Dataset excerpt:

----

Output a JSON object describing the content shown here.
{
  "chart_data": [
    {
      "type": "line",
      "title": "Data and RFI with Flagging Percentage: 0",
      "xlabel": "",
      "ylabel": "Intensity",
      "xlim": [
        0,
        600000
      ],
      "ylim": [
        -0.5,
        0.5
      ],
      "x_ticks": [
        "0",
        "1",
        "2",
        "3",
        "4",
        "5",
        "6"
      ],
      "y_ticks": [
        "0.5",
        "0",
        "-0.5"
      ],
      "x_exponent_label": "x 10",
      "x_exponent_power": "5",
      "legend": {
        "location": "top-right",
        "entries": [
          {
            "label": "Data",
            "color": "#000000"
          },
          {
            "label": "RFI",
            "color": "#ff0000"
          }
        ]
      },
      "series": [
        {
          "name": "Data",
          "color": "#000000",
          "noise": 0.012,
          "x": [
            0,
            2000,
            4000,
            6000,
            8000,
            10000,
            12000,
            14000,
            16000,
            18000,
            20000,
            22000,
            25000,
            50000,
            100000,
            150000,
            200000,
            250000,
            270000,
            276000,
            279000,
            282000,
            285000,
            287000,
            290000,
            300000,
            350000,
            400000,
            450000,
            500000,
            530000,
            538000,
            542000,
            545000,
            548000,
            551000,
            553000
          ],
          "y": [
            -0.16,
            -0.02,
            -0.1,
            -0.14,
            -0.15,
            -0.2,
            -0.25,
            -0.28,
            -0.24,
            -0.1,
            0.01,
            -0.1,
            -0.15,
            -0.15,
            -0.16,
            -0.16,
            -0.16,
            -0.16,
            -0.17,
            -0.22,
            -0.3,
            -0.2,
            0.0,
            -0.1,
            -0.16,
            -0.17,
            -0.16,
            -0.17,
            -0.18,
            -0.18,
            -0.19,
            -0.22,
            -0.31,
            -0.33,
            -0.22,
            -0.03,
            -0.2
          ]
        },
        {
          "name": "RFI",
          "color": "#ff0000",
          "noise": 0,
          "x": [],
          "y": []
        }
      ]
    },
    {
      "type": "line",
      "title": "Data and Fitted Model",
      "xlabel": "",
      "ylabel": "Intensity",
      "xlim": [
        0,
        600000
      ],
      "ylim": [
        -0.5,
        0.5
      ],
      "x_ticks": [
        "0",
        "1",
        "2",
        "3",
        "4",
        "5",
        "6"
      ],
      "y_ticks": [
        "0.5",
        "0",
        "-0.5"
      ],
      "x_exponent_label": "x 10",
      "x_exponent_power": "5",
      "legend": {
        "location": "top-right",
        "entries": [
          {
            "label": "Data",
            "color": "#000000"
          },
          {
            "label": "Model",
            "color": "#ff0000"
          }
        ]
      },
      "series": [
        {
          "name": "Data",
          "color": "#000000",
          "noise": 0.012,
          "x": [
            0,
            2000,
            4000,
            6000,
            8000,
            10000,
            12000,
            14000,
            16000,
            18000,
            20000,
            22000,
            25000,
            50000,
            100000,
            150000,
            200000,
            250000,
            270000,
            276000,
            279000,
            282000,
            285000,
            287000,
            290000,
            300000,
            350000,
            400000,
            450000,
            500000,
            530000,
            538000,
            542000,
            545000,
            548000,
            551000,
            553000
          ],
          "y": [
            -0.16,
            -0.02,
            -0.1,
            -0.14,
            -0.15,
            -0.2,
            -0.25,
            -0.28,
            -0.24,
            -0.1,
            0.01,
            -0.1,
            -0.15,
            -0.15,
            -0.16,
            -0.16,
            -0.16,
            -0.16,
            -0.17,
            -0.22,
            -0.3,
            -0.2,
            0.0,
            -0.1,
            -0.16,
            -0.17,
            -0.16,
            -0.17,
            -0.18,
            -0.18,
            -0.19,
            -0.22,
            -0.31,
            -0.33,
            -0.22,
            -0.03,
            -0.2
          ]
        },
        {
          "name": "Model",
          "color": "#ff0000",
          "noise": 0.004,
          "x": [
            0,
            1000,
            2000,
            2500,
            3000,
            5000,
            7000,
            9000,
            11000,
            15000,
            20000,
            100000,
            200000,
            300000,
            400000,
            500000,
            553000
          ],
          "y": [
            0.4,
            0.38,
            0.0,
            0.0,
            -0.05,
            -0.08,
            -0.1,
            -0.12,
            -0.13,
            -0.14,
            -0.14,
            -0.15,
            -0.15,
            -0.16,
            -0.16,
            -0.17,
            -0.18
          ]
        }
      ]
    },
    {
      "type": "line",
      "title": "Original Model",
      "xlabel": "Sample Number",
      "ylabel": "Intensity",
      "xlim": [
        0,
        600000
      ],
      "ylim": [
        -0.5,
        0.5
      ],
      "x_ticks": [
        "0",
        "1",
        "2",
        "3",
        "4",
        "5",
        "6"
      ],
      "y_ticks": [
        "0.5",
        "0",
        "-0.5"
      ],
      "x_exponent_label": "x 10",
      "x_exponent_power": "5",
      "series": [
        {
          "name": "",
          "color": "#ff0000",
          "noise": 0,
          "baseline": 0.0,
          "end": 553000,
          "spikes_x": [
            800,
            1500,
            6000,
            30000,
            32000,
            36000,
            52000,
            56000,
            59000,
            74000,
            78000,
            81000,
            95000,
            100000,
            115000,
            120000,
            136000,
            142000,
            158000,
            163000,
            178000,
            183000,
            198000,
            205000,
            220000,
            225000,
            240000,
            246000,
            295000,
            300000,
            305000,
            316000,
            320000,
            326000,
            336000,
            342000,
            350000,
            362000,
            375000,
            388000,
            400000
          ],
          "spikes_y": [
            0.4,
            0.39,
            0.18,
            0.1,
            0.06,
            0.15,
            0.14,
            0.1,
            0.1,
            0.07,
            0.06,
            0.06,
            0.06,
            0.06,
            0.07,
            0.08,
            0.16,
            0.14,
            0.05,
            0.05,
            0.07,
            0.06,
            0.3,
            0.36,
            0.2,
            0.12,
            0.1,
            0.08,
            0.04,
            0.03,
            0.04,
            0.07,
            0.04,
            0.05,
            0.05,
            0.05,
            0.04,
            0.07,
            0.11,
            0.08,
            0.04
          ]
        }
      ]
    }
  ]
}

----

» **INSTRUCTIONS FOR THE TASK**
Take the lines above and retype all of them exactly.

» **COMPLETED TASK**
Output a JSON object describing the content shown here.
{
  "chart_data": [
    {
      "type": "line",
      "title": "Data and RFI with Flagging Percentage: 0",
      "xlabel": "",
      "ylabel": "Intensity",
      "xlim": [
        0,
        600000
      ],
      "ylim": [
        -0.5,
        0.5
      ],
      "x_ticks": [
        "0",
        "1",
        "2",
        "3",
        "4",
        "5",
        "6"
      ],
      "y_ticks": [
        "0.5",
        "0",
        "-0.5"
      ],
      "x_exponent_label": "x 10",
      "x_exponent_power": "5",
      "legend": {
        "location": "top-right",
        "entries": [
          {
            "label": "Data",
            "color": "#000000"
          },
          {
            "label": "RFI",
            "color": "#ff0000"
          }
        ]
      },
      "series": [
        {
          "name": "Data",
          "color": "#000000",
          "noise": 0.012,
          "x": [
            0,
            2000,
            4000,
            6000,
            8000,
            10000,
            12000,
            14000,
            16000,
            18000,
            20000,
            22000,
            25000,
            50000,
            100000,
            150000,
            200000,
            250000,
            270000,
            276000,
            279000,
            282000,
            285000,
            287000,
            290000,
            300000,
            350000,
            400000,
            450000,
            500000,
            530000,
            538000,
            542000,
            545000,
            548000,
            551000,
            553000
          ],
          "y": [
            -0.16,
            -0.02,
            -0.1,
            -0.14,
            -0.15,
            -0.2,
            -0.25,
            -0.28,
            -0.24,
            -0.1,
            0.01,
            -0.1,
            -0.15,
            -0.15,
            -0.16,
            -0.16,
            -0.16,
            -0.16,
            -0.17,
            -0.22,
            -0.3,
            -0.2,
            0.0,
            -0.1,
            -0.16,
            -0.17,
            -0.16,
            -0.17,
            -0.18,
            -0.18,
            -0.19,
            -0.22,
            -0.31,
            -0.33,
            -0.22,
            -0.03,
            -0.2
          ]
        },
        {
          "name": "RFI",
          "color": "#ff0000",
          "noise": 0,
          "x": [],
          "y": []
        }
      ]
    },
    {
      "type": "line",
      "title": "Data and Fitted Model",
      "xlabel": "",
      "ylabel": "Intensity",
      "xlim": [
        0,
        600000
      ],
      "ylim": [
        -0.5,
        0.5
      ],
      "x_ticks": [
        "0",
        "1",
        "2",
        "3",
        "4",
        "5",
        "6"
      ],
      "y_ticks": [
        "0.5",
        "0",
        "-0.5"
      ],
      "x_exponent_label": "x 10",
      "x_exponent_power": "5",
      "legend": {
        "location": "top-right",
        "entries": [
          {
            "label": "Data",
            "color": "#000000"
          },
          {
            "label": "Model",
            "color": "#ff0000"
          }
        ]
      },
      "series": [
        {
          "name": "Data",
          "color": "#000000",
          "noise": 0.012,
          "x": [
            0,
            2000,
            4000,
            6000,
            8000,
            10000,
            12000,
            14000,
            16000,
            18000,
            20000,
            22000,
            25000,
            50000,
            100000,
            150000,
            200000,
            250000,
            270000,
            276000,
            279000,
            282000,
            285000,
            287000,
            290000,
            300000,
            350000,
            400000,
            450000,
            500000,
            530000,
            538000,
            542000,
            545000,
            548000,
            551000,
            553000
          ],
          "y": [
            -0.16,
            -0.02,
            -0.1,
            -0.14,
            -0.15,
            -0.2,
            -0.25,
            -0.28,
            -0.24,
            -0.1,
            0.01,
            -0.1,
            -0.15,
            -0.15,
            -0.16,
            -0.16,
            -0.16,
            -0.16,
            -0.17,
            -0.22,
            -0.3,
            -0.2,
            0.0,
            -0.1,
            -0.16,
            -0.17,
            -0.16,
            -0.17,
            -0.18,
            -0.18,
            -0.19,
            -0.22,
            -0.31,
            -0.33,
            -0.22,
            -0.03,
            -0.2
          ]
        },
        {
          "name": "Model",
          "color": "#ff0000",
          "noise": 0.004,
          "x": [
            0,
            1000,
            2000,
            2500,
            3000,
            5000,
            7000,
            9000,
            11000,
            15000,
            20000,
            100000,
            200000,
            300000,
            400000,
            500000,
            553000
          ],
          "y": [
            0.4,
            0.38,
            0.0,
            0.0,
            -0.05,
            -0.08,
            -0.1,
            -0.12,
            -0.13,
            -0.14,
            -0.14,
            -0.15,
            -0.15,
            -0.16,
            -0.16,
            -0.17,
            -0.18
          ]
        }
      ]
    },
    {
      "type": "line",
      "title": "Original Model",
      "xlabel": "Sample Number",
      "ylabel": "Intensity",
      "xlim": [
        0,
        600000
      ],
      "ylim": [
        -0.5,
        0.5
      ],
      "x_ticks": [
        "0",
        "1",
        "2",
        "3",
        "4",
        "5",
        "6"
      ],
      "y_ticks": [
        "0.5",
        "0",
        "-0.5"
      ],
      "x_exponent_label": "x 10",
      "x_exponent_power": "5",
      "series": [
        {
          "name": "",
          "color": "#ff0000",
          "noise": 0,
          "baseline": 0.0,
          "end": 553000,
          "spikes_x": [
            800,
            1500,
            6000,
            30000,
            32000,
            36000,
            52000,
            56000,
            59000,
            74000,
            78000,
            81000,
            95000,
            100000,
            115000,
            120000,
            136000,
            142000,
            158000,
            163000,
            178000,
            183000,
            198000,
            205000,
            220000,
            225000,
            240000,
            246000,
            295000,
            300000,
            305000,
            316000,
            320000,
            326000,
            336000,
            342000,
            350000,
            362000,
            375000,
            388000,
            400000
          ],
          "spikes_y": [
            0.4,
            0.39,
            0.18,
            0.1,
            0.06,
            0.15,
            0.14,
            0.1,
            0.1,
            0.07,
            0.06,
            0.06,
            0.06,
            0.06,
            0.07,
            0.08,
            0.16,
            0.14,
            0.05,
            0.05,
            0.07,
            0.06,
            0.3,
            0.36,
            0.2,
            0.12,
            0.1,
            0.08,
            0.04,
            0.03,
            0.04,
            0.07,
            0.04,
            0.05,
            0.05,
            0.05,
            0.04,
            0.07,
            0.11,
            0.08,
            0.04
          ]
        }
      ]
    }
  ]
}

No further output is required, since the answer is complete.